Write out, please, the line containing "What's the underlying" together with all lines after it, up to and including the last one, with no other output.

-*-

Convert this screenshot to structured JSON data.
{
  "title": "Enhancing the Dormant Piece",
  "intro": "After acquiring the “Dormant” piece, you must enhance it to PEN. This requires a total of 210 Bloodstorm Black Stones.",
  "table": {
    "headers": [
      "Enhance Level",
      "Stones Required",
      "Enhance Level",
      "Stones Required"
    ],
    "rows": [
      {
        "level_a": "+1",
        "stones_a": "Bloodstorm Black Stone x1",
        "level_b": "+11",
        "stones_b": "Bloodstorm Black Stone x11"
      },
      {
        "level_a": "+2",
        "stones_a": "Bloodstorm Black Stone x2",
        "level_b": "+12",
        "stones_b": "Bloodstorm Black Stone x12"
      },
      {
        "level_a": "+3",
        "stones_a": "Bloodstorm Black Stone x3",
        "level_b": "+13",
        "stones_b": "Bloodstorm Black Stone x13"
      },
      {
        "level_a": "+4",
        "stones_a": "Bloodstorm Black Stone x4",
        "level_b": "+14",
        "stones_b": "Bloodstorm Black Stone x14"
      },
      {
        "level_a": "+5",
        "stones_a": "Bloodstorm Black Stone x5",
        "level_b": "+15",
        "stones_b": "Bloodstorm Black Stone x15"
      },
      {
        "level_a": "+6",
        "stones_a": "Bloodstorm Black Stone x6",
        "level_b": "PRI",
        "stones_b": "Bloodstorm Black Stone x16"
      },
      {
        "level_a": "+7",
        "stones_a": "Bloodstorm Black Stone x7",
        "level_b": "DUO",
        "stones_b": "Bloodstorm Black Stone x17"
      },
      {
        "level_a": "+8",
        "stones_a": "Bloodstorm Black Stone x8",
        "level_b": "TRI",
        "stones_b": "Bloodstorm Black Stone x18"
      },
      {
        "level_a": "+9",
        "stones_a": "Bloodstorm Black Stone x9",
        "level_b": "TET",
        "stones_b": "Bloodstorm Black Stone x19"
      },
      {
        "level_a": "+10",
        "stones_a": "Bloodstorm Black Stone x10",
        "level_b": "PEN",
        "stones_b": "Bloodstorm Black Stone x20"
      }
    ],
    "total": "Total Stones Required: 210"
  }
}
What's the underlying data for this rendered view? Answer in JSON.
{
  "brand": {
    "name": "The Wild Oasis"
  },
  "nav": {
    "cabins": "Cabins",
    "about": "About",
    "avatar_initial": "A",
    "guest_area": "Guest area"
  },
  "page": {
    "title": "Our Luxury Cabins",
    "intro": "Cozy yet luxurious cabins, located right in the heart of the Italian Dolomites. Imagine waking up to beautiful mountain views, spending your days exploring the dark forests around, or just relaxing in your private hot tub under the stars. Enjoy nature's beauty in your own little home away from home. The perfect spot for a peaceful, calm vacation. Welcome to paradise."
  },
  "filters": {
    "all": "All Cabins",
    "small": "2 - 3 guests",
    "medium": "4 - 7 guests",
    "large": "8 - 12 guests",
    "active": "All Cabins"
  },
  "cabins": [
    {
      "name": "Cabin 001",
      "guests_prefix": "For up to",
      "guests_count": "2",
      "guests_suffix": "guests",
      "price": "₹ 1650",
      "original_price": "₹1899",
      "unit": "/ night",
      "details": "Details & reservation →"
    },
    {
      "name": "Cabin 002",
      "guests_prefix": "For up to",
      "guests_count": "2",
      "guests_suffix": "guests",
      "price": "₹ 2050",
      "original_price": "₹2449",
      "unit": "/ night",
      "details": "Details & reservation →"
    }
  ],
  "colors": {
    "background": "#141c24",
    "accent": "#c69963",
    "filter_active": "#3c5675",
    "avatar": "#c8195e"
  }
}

-*-

Solution for this task:
What's the underlying data for this rendered view? Answer in JSON.
{
  "brand": {
    "name": "The Wild Oasis"
  },
  "nav": {
    "cabins": "Cabins",
    "about": "About",
    "avatar_initial": "A",
    "guest_area": "Guest area"
  },
  "page": {
    "title": "Our Luxury Cabins",
    "intro": "Cozy yet luxurious cabins, located right in the heart of the Italian Dolomites. Imagine waking up to beautiful mountain views, spending your days exploring the dark forests around, or just relaxing in your private hot tub under the stars. Enjoy nature's beauty in your own little home away from home. The perfect spot for a peaceful, calm vacation. Welcome to paradise."
  },
  "filters": {
    "all": "All Cabins",
    "small": "2 - 3 guests",
    "medium": "4 - 7 guests",
    "large": "8 - 12 guests",
    "active": "All Cabins"
  },
  "cabins": [
    {
      "name": "Cabin 001",
      "guests_prefix": "For up to",
      "guests_count": "2",
      "guests_suffix": "guests",
      "price": "₹ 1650",
      "original_price": "₹1899",
      "unit": "/ night",
      "details": "Details & reservation →"
    },
    {
      "name": "Cabin 002",
      "guests_prefix": "For up to",
      "guests_count": "2",
      "guests_suffix": "guests",
      "price": "₹ 2050",
      "original_price": "₹2449",
      "unit": "/ night",
      "details": "Details & reservation →"
    }
  ],
  "colors": {
    "background": "#141c24",
    "accent": "#c69963",
    "filter_active": "#3c5675",
    "avatar": "#c8195e"
  }
}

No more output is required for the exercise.